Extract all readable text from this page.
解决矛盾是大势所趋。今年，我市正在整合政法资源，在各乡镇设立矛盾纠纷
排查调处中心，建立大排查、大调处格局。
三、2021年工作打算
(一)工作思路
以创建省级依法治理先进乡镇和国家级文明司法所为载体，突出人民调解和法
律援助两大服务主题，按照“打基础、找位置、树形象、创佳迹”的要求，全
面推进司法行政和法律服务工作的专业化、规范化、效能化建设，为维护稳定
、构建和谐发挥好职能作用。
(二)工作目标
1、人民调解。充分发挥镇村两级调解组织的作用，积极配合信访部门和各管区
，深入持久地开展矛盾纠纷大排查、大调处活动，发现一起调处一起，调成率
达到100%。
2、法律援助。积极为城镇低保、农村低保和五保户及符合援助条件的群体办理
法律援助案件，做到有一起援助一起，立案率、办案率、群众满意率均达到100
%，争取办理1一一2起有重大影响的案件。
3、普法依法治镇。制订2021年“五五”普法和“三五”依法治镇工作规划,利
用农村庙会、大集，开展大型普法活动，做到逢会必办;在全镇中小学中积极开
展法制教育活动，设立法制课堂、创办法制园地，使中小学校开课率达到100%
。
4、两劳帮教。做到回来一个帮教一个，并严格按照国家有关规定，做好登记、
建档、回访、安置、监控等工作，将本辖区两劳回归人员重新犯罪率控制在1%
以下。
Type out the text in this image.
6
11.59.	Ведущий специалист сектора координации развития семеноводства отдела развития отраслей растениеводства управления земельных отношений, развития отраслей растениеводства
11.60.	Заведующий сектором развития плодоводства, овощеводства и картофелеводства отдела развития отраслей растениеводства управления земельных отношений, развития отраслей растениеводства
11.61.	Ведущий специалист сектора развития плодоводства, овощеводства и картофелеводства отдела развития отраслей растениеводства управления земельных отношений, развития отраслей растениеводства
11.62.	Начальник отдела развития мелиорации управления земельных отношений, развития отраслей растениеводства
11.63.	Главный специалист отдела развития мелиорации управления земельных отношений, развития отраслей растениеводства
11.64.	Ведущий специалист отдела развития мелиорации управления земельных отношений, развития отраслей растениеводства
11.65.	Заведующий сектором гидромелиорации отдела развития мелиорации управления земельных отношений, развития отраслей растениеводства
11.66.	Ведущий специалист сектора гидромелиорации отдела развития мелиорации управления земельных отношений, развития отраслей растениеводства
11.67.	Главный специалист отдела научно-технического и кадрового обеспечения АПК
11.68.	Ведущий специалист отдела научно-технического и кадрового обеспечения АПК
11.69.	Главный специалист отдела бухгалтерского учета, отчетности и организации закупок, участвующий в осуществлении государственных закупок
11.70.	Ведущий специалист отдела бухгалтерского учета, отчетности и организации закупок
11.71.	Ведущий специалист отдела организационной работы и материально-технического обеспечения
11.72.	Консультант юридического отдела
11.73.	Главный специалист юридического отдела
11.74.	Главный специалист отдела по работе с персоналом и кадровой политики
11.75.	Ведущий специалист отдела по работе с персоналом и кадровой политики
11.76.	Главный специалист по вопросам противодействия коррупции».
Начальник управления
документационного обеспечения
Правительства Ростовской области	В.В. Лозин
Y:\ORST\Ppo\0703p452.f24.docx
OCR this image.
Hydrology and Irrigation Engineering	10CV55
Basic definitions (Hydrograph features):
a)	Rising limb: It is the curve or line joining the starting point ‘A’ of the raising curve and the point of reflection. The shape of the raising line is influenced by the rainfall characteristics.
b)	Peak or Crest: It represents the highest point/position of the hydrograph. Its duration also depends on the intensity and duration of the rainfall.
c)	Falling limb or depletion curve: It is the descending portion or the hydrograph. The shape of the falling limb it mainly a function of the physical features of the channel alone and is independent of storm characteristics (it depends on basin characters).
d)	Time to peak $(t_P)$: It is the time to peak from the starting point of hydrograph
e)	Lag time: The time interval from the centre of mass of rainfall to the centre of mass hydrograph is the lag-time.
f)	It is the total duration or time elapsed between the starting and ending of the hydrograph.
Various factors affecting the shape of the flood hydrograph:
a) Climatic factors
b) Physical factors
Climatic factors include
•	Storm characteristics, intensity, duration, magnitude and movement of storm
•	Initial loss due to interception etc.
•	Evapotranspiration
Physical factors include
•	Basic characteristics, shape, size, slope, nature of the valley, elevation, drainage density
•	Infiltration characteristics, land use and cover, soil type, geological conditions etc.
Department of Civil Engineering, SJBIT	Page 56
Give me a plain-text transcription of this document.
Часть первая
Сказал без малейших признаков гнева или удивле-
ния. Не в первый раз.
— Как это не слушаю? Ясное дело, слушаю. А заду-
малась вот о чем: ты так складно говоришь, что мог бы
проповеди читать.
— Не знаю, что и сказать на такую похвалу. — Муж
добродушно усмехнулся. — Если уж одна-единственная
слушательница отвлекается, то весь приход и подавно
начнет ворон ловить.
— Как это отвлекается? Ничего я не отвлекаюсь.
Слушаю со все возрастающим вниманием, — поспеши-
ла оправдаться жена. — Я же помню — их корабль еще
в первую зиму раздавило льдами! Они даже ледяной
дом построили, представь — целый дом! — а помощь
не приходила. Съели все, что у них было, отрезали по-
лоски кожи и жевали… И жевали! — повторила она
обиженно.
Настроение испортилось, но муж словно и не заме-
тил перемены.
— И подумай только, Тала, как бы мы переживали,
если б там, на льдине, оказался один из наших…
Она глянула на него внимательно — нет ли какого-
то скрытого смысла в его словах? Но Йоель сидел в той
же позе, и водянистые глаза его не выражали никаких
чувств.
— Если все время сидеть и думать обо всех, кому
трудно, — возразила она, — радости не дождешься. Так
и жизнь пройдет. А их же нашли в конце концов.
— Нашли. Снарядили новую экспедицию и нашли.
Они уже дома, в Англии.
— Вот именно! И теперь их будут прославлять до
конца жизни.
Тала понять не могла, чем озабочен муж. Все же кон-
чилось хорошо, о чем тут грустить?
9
========================
## Task to carry out
Take the entries and copy them out exactly.

## Answer to the task
Extract all readable text from this page.
解决矛盾是大势所趋。今年，我市正在整合政法资源，在各乡镇设立矛盾纠纷
排查调处中心，建立大排查、大调处格局。
三、2021年工作打算
(一)工作思路
以创建省级依法治理先进乡镇和国家级文明司法所为载体，突出人民调解和法
律援助两大服务主题，按照“打基础、找位置、树形象、创佳迹”的要求，全
面推进司法行政和法律服务工作的专业化、规范化、效能化建设，为维护稳定
、构建和谐发挥好职能作用。
(二)工作目标
1、人民调解。充分发挥镇村两级调解组织的作用，积极配合信访部门和各管区
，深入持久地开展矛盾纠纷大排查、大调处活动，发现一起调处一起，调成率
达到100%。
2、法律援助。积极为城镇低保、农村低保和五保户及符合援助条件的群体办理
法律援助案件，做到有一起援助一起，立案率、办案率、群众满意率均达到100
%，争取办理1一一2起有重大影响的案件。
3、普法依法治镇。制订2021年“五五”普法和“三五”依法治镇工作规划,利
用农村庙会、大集，开展大型普法活动，做到逢会必办;在全镇中小学中积极开
展法制教育活动，设立法制课堂、创办法制园地，使中小学校开课率达到100%
。
4、两劳帮教。做到回来一个帮教一个，并严格按照国家有关规定，做好登记、
建档、回访、安置、监控等工作，将本辖区两劳回归人员重新犯罪率控制在1%
以下。
Type out the text in this image.
6
11.59.	Ведущий специалист сектора координации развития семеноводства отдела развития отраслей растениеводства управления земельных отношений, развития отраслей растениеводства
11.60.	Заведующий сектором развития плодоводства, овощеводства и картофелеводства отдела развития отраслей растениеводства управления земельных отношений, развития отраслей растениеводства
11.61.	Ведущий специалист сектора развития плодоводства, овощеводства и картофелеводства отдела развития отраслей растениеводства управления земельных отношений, развития отраслей растениеводства
11.62.	Начальник отдела развития мелиорации управления земельных отношений, развития отраслей растениеводства
11.63.	Главный специалист отдела развития мелиорации управления земельных отношений, развития отраслей растениеводства
11.64.	Ведущий специалист отдела развития мелиорации управления земельных отношений, развития отраслей растениеводства
11.65.	Заведующий сектором гидромелиорации отдела развития мелиорации управления земельных отношений, развития отраслей растениеводства
11.66.	Ведущий специалист сектора гидромелиорации отдела развития мелиорации управления земельных отношений, развития отраслей растениеводства
11.67.	Главный специалист отдела научно-технического и кадрового обеспечения АПК
11.68.	Ведущий специалист отдела научно-технического и кадрового обеспечения АПК
11.69.	Главный специалист отдела бухгалтерского учета, отчетности и организации закупок, участвующий в осуществлении государственных закупок
11.70.	Ведущий специалист отдела бухгалтерского учета, отчетности и организации закупок
11.71.	Ведущий специалист отдела организационной работы и материально-технического обеспечения
11.72.	Консультант юридического отдела
11.73.	Главный специалист юридического отдела
11.74.	Главный специалист отдела по работе с персоналом и кадровой политики
11.75.	Ведущий специалист отдела по работе с персоналом и кадровой политики
11.76.	Главный специалист по вопросам противодействия коррупции».
Начальник управления
документационного обеспечения
Правительства Ростовской области	В.В. Лозин
Y:\ORST\Ppo\0703p452.f24.docx
OCR this image.
Hydrology and Irrigation Engineering	10CV55
Basic definitions (Hydrograph features):
a)	Rising limb: It is the curve or line joining the starting point ‘A’ of the raising curve and the point of reflection. The shape of the raising line is influenced by the rainfall characteristics.
b)	Peak or Crest: It represents the highest point/position of the hydrograph. Its duration also depends on the intensity and duration of the rainfall.
c)	Falling limb or depletion curve: It is the descending portion or the hydrograph. The shape of the falling limb it mainly a function of the physical features of the channel alone and is independent of storm characteristics (it depends on basin characters).
d)	Time to peak $(t_P)$: It is the time to peak from the starting point of hydrograph
e)	Lag time: The time interval from the centre of mass of rainfall to the centre of mass hydrograph is the lag-time.
f)	It is the total duration or time elapsed between the starting and ending of the hydrograph.
Various factors affecting the shape of the flood hydrograph:
a) Climatic factors
b) Physical factors
Climatic factors include
•	Storm characteristics, intensity, duration, magnitude and movement of storm
•	Initial loss due to interception etc.
•	Evapotranspiration
Physical factors include
•	Basic characteristics, shape, size, slope, nature of the valley, elevation, drainage density
•	Infiltration characteristics, land use and cover, soil type, geological conditions etc.
Department of Civil Engineering, SJBIT	Page 56
Give me a plain-text transcription of this document.
Часть первая
Сказал без малейших признаков гнева или удивле-
ния. Не в первый раз.
— Как это не слушаю? Ясное дело, слушаю. А заду-
малась вот о чем: ты так складно говоришь, что мог бы
проповеди читать.
— Не знаю, что и сказать на такую похвалу. — Муж
добродушно усмехнулся. — Если уж одна-единственная
слушательница отвлекается, то весь приход и подавно
начнет ворон ловить.
— Как это отвлекается? Ничего я не отвлекаюсь.
Слушаю со все возрастающим вниманием, — поспеши-
ла оправдаться жена. — Я же помню — их корабль еще
в первую зиму раздавило льдами! Они даже ледяной
дом построили, представь — целый дом! — а помощь
не приходила. Съели все, что у них было, отрезали по-
лоски кожи и жевали… И жевали! — повторила она
обиженно.
Настроение испортилось, но муж словно и не заме-
тил перемены.
— И подумай только, Тала, как бы мы переживали,
если б там, на льдине, оказался один из наших…
Она глянула на него внимательно — нет ли какого-
то скрытого смысла в его словах? Но Йоель сидел в той
же позе, и водянистые глаза его не выражали никаких
чувств.
— Если все время сидеть и думать обо всех, кому
трудно, — возразила она, — радости не дождешься. Так
и жизнь пройдет. А их же нашли в конце концов.
— Нашли. Снарядили новую экспедицию и нашли.
Они уже дома, в Англии.
— Вот именно! И теперь их будут прославлять до
конца жизни.
Тала понять не могла, чем озабочен муж. Все же кон-
чилось хорошо, о чем тут грустить?
9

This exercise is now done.